- DESCRIPTION OF THE TASK
Tally the lines that contain the string "title" and give the number by itself.

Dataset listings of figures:

========================

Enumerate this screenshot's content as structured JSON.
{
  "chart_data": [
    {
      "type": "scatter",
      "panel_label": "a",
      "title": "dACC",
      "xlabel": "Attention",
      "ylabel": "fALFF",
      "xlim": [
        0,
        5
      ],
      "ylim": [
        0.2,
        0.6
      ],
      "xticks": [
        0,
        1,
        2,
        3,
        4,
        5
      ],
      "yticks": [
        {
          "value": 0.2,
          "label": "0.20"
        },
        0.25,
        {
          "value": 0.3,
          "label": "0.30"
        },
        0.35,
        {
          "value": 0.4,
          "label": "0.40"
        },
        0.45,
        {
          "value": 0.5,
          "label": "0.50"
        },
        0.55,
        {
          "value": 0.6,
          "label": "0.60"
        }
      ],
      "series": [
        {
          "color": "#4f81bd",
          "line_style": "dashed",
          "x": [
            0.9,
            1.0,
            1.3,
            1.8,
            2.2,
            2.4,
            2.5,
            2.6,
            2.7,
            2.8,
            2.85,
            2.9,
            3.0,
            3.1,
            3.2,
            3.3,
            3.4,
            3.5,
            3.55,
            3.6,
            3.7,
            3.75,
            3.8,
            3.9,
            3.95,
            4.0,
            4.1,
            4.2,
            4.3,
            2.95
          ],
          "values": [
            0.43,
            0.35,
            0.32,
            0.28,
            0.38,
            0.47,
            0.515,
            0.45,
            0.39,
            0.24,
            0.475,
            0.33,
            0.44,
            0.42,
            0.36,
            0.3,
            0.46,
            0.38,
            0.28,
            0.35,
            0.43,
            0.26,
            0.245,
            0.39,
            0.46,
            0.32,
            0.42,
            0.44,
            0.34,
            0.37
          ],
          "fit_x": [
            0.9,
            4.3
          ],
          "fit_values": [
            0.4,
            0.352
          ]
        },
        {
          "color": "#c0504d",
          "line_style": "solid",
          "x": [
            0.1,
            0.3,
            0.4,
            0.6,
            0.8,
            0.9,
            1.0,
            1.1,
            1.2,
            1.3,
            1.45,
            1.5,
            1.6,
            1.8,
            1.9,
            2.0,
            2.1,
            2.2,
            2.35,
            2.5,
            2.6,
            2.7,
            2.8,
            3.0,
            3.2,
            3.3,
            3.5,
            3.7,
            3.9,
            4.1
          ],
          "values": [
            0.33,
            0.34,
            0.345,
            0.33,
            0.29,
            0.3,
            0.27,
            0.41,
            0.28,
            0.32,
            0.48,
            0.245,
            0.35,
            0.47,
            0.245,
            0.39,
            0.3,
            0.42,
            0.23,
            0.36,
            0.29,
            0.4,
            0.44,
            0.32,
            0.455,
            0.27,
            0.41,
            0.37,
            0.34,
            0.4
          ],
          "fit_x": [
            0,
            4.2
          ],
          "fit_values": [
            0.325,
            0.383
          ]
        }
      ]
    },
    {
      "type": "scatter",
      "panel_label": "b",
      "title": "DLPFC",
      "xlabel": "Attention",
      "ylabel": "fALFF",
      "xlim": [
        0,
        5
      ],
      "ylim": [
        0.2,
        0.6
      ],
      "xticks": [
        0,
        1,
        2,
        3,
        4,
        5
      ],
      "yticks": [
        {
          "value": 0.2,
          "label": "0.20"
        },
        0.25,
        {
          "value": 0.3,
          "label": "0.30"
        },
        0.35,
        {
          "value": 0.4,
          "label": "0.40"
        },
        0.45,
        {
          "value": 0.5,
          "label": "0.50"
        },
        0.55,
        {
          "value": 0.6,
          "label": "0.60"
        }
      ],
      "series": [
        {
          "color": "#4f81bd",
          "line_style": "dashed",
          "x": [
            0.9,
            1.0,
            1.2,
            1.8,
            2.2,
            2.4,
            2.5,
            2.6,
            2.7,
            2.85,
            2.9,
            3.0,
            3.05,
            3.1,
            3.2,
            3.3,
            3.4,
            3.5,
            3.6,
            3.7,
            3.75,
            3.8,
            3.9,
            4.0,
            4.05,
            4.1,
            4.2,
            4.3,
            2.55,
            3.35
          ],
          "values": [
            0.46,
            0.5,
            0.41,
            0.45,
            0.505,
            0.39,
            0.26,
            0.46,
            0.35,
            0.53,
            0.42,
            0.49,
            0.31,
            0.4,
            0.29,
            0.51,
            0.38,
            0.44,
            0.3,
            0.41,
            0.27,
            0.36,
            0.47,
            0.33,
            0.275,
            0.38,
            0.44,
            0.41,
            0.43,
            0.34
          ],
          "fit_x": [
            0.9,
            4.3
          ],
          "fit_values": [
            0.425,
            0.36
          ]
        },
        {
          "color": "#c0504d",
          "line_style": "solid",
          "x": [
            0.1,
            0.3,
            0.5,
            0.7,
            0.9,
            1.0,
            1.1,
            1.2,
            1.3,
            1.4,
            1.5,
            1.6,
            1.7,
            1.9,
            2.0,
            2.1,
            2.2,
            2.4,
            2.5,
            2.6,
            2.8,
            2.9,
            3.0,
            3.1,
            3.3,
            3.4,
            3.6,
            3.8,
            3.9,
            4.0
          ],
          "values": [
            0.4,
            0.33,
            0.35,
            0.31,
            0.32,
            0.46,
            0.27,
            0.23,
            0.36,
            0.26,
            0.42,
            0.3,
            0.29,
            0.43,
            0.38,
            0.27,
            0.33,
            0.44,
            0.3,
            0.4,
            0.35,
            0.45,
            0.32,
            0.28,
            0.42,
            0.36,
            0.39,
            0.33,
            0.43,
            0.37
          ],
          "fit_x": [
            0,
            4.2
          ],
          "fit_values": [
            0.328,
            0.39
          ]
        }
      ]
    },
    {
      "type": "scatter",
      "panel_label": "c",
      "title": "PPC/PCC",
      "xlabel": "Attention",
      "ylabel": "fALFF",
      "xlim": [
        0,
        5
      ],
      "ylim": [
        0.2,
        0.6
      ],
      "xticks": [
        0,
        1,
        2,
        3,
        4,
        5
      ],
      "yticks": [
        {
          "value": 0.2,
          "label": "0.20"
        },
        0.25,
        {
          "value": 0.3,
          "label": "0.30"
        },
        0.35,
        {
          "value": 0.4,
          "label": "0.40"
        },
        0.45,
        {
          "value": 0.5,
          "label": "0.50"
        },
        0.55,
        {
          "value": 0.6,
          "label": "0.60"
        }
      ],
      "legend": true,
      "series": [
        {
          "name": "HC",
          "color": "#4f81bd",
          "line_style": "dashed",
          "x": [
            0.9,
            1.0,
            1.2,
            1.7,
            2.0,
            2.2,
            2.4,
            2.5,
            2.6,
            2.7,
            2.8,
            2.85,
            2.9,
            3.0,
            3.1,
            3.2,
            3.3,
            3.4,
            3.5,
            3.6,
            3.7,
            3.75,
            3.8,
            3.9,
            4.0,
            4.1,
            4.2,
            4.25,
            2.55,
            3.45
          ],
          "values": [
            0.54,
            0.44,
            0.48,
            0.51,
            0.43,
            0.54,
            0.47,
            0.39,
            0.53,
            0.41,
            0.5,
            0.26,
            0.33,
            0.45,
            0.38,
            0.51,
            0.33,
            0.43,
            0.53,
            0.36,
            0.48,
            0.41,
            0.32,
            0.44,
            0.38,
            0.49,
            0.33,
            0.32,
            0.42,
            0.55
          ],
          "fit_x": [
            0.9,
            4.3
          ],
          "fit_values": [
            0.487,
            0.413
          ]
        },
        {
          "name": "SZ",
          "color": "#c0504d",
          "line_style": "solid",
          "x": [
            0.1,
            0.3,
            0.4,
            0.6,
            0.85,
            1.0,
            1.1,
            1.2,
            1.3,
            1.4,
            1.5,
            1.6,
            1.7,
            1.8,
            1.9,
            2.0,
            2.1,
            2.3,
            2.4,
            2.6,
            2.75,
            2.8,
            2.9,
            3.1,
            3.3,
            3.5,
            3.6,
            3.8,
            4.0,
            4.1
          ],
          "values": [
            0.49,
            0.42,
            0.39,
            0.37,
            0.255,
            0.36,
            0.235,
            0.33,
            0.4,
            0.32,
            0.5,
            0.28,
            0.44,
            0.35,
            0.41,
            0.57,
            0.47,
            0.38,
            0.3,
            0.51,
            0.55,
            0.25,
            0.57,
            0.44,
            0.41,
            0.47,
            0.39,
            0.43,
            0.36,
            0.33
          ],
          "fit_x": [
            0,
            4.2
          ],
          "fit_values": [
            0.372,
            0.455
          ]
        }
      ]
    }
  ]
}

========================

- ANSWER TO THIS PROBLEM
3